-- begin Input rows --

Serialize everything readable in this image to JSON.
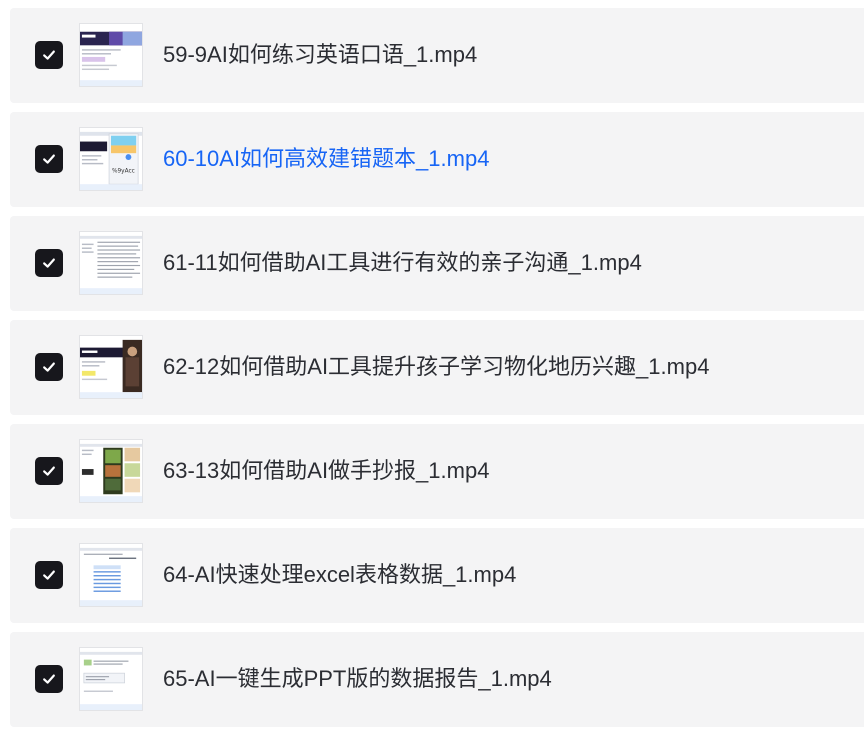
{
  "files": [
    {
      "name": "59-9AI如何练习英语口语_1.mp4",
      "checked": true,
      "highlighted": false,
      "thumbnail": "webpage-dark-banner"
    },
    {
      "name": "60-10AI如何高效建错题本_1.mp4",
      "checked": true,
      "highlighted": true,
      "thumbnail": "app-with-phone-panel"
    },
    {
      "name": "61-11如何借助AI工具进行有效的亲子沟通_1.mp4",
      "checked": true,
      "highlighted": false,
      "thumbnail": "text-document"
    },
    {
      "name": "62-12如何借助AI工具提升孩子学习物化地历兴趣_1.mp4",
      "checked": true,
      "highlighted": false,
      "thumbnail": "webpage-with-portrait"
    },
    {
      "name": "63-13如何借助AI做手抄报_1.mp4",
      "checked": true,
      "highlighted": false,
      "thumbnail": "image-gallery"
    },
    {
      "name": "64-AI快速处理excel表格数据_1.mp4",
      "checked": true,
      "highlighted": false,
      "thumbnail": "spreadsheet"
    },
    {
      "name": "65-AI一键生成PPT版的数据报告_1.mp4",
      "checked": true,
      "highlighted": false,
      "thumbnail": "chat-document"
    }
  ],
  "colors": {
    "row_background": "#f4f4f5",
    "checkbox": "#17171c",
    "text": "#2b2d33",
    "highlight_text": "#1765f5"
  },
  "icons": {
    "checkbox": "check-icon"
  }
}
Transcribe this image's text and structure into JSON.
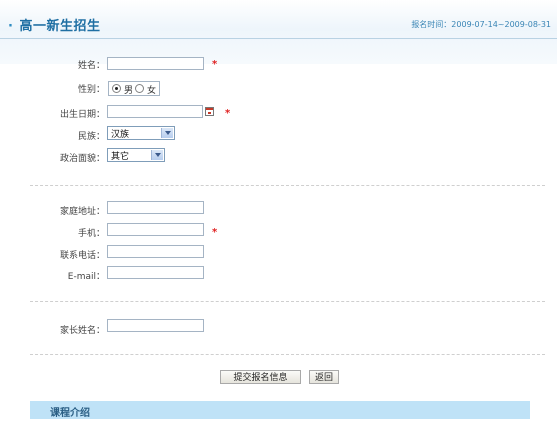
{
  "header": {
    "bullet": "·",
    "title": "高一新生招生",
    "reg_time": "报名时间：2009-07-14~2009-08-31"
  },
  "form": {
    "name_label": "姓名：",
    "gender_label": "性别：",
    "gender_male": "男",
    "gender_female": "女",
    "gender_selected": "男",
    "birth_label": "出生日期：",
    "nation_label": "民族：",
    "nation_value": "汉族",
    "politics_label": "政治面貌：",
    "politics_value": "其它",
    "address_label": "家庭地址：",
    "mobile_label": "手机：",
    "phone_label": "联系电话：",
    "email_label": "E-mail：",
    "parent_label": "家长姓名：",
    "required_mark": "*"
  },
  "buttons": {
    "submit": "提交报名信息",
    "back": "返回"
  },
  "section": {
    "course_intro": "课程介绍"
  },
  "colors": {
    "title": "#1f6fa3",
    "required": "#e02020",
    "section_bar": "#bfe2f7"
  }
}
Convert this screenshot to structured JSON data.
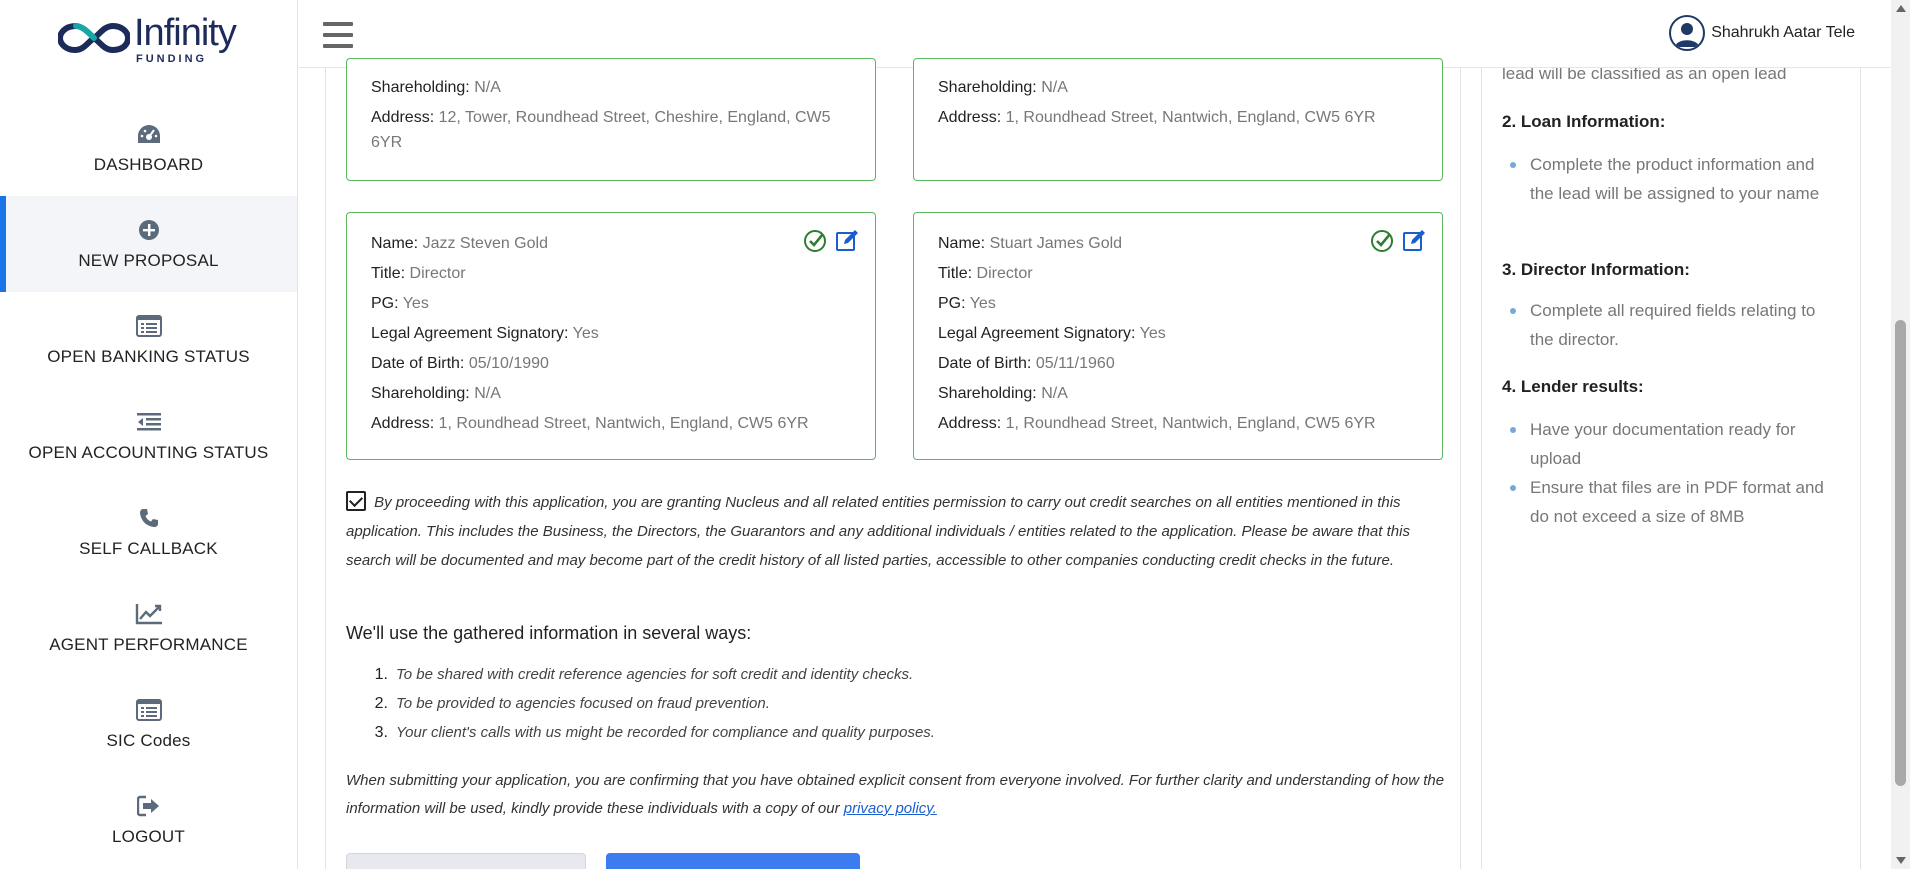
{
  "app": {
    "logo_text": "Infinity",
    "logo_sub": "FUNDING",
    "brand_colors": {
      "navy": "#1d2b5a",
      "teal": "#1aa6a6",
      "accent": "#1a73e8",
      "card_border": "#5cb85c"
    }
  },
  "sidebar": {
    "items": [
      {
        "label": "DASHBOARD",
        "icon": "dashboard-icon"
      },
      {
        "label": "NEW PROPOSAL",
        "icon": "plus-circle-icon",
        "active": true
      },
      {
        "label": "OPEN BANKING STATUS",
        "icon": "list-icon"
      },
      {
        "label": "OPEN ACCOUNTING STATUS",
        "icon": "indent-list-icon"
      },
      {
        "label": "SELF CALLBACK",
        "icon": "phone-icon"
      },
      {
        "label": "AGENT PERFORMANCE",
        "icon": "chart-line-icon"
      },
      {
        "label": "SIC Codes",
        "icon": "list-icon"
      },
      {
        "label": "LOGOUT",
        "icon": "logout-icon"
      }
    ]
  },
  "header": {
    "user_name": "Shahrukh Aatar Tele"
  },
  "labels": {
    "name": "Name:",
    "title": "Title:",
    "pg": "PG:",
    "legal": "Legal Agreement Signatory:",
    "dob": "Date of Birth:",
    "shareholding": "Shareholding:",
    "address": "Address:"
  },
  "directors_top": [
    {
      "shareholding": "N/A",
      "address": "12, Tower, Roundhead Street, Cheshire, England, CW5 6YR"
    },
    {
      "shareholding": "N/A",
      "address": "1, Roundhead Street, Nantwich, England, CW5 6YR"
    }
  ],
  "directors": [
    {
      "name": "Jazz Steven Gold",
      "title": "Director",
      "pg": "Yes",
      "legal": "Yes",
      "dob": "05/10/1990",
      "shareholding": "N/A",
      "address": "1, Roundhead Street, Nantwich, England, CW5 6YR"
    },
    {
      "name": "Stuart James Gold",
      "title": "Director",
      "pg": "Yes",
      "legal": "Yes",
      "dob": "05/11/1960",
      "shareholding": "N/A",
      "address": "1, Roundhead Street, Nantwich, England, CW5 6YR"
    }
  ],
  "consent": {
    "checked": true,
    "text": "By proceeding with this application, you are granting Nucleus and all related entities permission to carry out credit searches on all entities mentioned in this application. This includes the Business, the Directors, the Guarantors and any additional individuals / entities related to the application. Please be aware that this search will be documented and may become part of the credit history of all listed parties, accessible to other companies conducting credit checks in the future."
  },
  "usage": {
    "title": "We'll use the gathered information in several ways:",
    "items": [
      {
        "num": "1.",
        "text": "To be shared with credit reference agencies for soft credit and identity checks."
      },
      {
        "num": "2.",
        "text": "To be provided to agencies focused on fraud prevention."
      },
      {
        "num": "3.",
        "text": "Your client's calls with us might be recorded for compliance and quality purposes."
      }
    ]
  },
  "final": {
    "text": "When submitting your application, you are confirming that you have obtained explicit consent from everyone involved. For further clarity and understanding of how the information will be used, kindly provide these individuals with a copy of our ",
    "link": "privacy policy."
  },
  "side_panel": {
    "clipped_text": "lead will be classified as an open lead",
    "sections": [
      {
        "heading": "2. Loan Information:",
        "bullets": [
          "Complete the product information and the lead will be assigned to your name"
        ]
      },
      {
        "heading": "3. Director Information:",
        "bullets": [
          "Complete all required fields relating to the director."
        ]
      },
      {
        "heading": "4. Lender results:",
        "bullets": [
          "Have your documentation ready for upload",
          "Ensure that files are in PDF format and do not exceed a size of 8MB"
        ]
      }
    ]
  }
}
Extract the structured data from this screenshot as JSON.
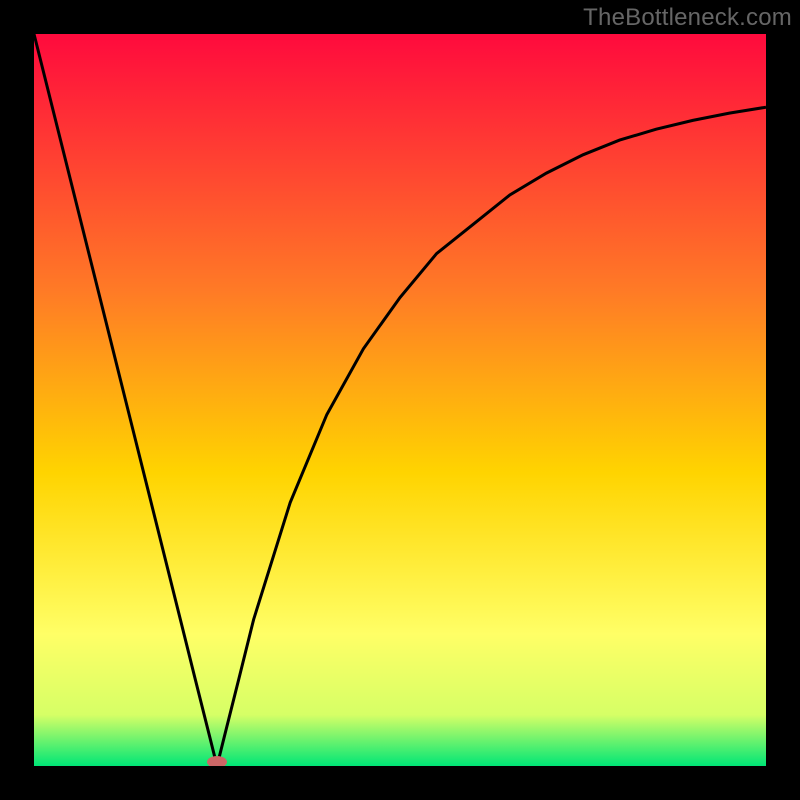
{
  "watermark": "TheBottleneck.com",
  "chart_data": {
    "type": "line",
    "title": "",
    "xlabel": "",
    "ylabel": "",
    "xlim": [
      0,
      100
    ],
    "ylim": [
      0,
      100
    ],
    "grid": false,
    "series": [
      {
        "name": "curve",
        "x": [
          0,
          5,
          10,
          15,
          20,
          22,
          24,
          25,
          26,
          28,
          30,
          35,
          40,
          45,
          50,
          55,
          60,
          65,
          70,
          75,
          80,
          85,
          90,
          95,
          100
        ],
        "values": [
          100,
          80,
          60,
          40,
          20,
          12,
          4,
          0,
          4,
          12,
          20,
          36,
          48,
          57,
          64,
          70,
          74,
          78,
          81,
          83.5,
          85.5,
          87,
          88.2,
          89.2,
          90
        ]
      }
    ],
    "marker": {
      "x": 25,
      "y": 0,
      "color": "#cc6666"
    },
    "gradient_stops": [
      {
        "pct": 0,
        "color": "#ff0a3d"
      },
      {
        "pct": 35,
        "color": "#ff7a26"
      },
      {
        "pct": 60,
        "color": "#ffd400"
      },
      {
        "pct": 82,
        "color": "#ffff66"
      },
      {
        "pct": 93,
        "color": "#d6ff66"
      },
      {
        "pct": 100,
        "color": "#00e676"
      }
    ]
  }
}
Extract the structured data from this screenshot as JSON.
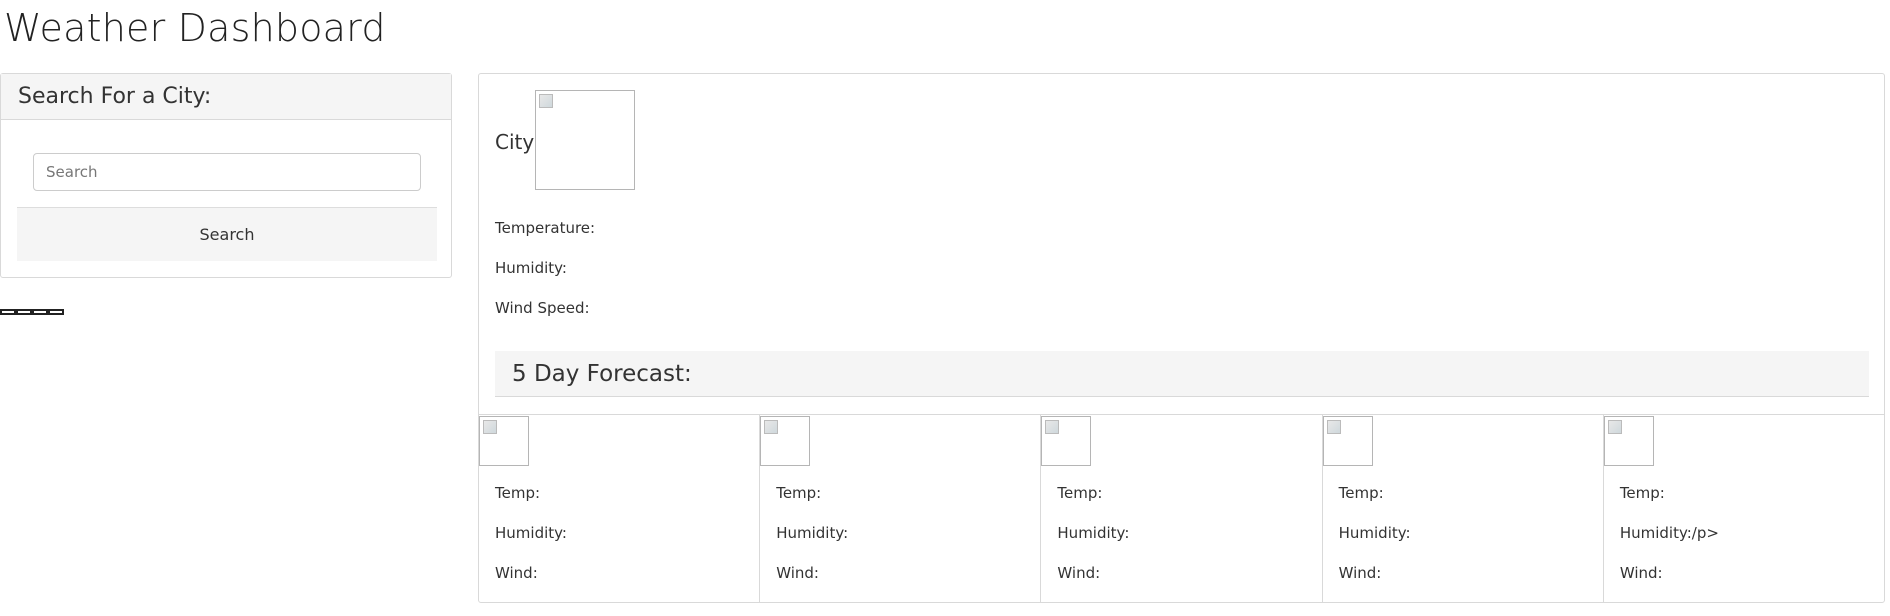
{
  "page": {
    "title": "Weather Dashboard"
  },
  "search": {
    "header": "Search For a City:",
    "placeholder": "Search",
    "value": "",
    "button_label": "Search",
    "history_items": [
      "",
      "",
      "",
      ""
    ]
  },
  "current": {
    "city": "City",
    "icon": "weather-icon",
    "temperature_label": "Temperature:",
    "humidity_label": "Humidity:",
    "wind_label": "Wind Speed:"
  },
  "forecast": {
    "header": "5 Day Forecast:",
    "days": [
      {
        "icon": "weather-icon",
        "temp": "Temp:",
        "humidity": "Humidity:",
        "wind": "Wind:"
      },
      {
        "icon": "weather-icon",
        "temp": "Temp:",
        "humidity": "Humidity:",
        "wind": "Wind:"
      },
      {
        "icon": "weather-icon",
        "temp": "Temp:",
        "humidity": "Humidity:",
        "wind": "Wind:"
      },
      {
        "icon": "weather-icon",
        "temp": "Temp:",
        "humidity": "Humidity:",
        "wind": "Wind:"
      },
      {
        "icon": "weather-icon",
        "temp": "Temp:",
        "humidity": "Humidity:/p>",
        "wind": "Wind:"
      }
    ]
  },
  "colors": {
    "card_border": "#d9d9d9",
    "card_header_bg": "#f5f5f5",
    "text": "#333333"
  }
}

-- end Input rows --

Show every line in the records above that contains the word "heading".

        "heading": "2. Loan Information:",
        "heading": "3. Director Information:",
        "heading": "4. Lender results:",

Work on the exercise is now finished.